(Data records)

========

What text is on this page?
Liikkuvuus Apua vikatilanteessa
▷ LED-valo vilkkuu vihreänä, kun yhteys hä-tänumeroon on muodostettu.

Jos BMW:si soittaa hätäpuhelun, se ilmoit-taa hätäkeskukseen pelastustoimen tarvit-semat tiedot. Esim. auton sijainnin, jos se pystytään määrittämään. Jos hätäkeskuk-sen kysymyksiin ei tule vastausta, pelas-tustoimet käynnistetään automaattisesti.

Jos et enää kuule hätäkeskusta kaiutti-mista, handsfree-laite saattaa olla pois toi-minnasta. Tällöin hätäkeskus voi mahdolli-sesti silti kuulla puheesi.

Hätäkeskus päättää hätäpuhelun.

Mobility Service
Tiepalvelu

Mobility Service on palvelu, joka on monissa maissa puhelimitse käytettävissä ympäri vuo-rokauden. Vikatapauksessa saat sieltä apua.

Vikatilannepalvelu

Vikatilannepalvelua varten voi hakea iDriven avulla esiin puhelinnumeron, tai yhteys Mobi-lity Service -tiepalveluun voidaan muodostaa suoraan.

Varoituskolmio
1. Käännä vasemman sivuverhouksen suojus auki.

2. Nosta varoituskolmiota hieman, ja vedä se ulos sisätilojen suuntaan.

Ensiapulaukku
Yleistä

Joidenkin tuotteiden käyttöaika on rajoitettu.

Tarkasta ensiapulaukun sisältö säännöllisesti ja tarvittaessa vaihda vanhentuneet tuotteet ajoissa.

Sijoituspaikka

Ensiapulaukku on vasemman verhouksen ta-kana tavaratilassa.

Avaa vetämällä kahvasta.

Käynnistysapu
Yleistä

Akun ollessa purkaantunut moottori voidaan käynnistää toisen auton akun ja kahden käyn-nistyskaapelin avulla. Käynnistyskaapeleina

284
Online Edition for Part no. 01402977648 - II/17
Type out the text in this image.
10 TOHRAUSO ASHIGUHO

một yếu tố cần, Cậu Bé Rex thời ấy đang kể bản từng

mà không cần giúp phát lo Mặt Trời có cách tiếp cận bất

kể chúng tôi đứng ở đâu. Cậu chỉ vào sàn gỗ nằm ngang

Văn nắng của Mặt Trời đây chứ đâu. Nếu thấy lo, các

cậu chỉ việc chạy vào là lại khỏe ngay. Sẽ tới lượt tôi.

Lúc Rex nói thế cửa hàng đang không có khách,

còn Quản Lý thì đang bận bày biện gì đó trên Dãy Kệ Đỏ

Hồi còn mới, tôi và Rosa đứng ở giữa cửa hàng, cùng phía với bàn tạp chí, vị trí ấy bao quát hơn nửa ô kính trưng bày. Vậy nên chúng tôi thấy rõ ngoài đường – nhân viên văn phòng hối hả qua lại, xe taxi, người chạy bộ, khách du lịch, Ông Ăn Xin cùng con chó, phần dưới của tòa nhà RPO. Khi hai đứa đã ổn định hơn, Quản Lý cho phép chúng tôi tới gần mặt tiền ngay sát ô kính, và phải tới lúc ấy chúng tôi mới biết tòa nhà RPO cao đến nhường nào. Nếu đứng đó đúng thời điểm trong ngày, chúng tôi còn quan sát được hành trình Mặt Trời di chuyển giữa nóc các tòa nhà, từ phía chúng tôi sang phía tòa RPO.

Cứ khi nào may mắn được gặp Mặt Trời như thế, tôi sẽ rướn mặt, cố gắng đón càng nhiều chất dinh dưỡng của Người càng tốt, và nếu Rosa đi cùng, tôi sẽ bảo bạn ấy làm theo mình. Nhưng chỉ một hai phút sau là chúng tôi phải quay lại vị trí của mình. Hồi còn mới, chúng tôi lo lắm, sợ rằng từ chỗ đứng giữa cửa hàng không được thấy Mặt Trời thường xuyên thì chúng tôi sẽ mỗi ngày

========

▶ [Directions for this task] Exactly reproduce the material above.

▶ [Result]
What text is on this page?
Liikkuvuus Apua vikatilanteessa
▷ LED-valo vilkkuu vihreänä, kun yhteys hä-tänumeroon on muodostettu.

Jos BMW:si soittaa hätäpuhelun, se ilmoit-taa hätäkeskukseen pelastustoimen tarvit-semat tiedot. Esim. auton sijainnin, jos se pystytään määrittämään. Jos hätäkeskuk-sen kysymyksiin ei tule vastausta, pelas-tustoimet käynnistetään automaattisesti.

Jos et enää kuule hätäkeskusta kaiutti-mista, handsfree-laite saattaa olla pois toi-minnasta. Tällöin hätäkeskus voi mahdolli-sesti silti kuulla puheesi.

Hätäkeskus päättää hätäpuhelun.

Mobility Service
Tiepalvelu

Mobility Service on palvelu, joka on monissa maissa puhelimitse käytettävissä ympäri vuo-rokauden. Vikatapauksessa saat sieltä apua.

Vikatilannepalvelu

Vikatilannepalvelua varten voi hakea iDriven avulla esiin puhelinnumeron, tai yhteys Mobi-lity Service -tiepalveluun voidaan muodostaa suoraan.

Varoituskolmio
1. Käännä vasemman sivuverhouksen suojus auki.

2. Nosta varoituskolmiota hieman, ja vedä se ulos sisätilojen suuntaan.

Ensiapulaukku
Yleistä

Joidenkin tuotteiden käyttöaika on rajoitettu.

Tarkasta ensiapulaukun sisältö säännöllisesti ja tarvittaessa vaihda vanhentuneet tuotteet ajoissa.

Sijoituspaikka

Ensiapulaukku on vasemman verhouksen ta-kana tavaratilassa.

Avaa vetämällä kahvasta.

Käynnistysapu
Yleistä

Akun ollessa purkaantunut moottori voidaan käynnistää toisen auton akun ja kahden käyn-nistyskaapelin avulla. Käynnistyskaapeleina

284
Online Edition for Part no. 01402977648 - II/17
Type out the text in this image.
10 TOHRAUSO ASHIGUHO

một yếu tố cần, Cậu Bé Rex thời ấy đang kể bản từng

mà không cần giúp phát lo Mặt Trời có cách tiếp cận bất

kể chúng tôi đứng ở đâu. Cậu chỉ vào sàn gỗ nằm ngang

Văn nắng của Mặt Trời đây chứ đâu. Nếu thấy lo, các

cậu chỉ việc chạy vào là lại khỏe ngay. Sẽ tới lượt tôi.

Lúc Rex nói thế cửa hàng đang không có khách,

còn Quản Lý thì đang bận bày biện gì đó trên Dãy Kệ Đỏ

Hồi còn mới, tôi và Rosa đứng ở giữa cửa hàng, cùng phía với bàn tạp chí, vị trí ấy bao quát hơn nửa ô kính trưng bày. Vậy nên chúng tôi thấy rõ ngoài đường – nhân viên văn phòng hối hả qua lại, xe taxi, người chạy bộ, khách du lịch, Ông Ăn Xin cùng con chó, phần dưới của tòa nhà RPO. Khi hai đứa đã ổn định hơn, Quản Lý cho phép chúng tôi tới gần mặt tiền ngay sát ô kính, và phải tới lúc ấy chúng tôi mới biết tòa nhà RPO cao đến nhường nào. Nếu đứng đó đúng thời điểm trong ngày, chúng tôi còn quan sát được hành trình Mặt Trời di chuyển giữa nóc các tòa nhà, từ phía chúng tôi sang phía tòa RPO.

Cứ khi nào may mắn được gặp Mặt Trời như thế, tôi sẽ rướn mặt, cố gắng đón càng nhiều chất dinh dưỡng của Người càng tốt, và nếu Rosa đi cùng, tôi sẽ bảo bạn ấy làm theo mình. Nhưng chỉ một hai phút sau là chúng tôi phải quay lại vị trí của mình. Hồi còn mới, chúng tôi lo lắm, sợ rằng từ chỗ đứng giữa cửa hàng không được thấy Mặt Trời thường xuyên thì chúng tôi sẽ mỗi ngày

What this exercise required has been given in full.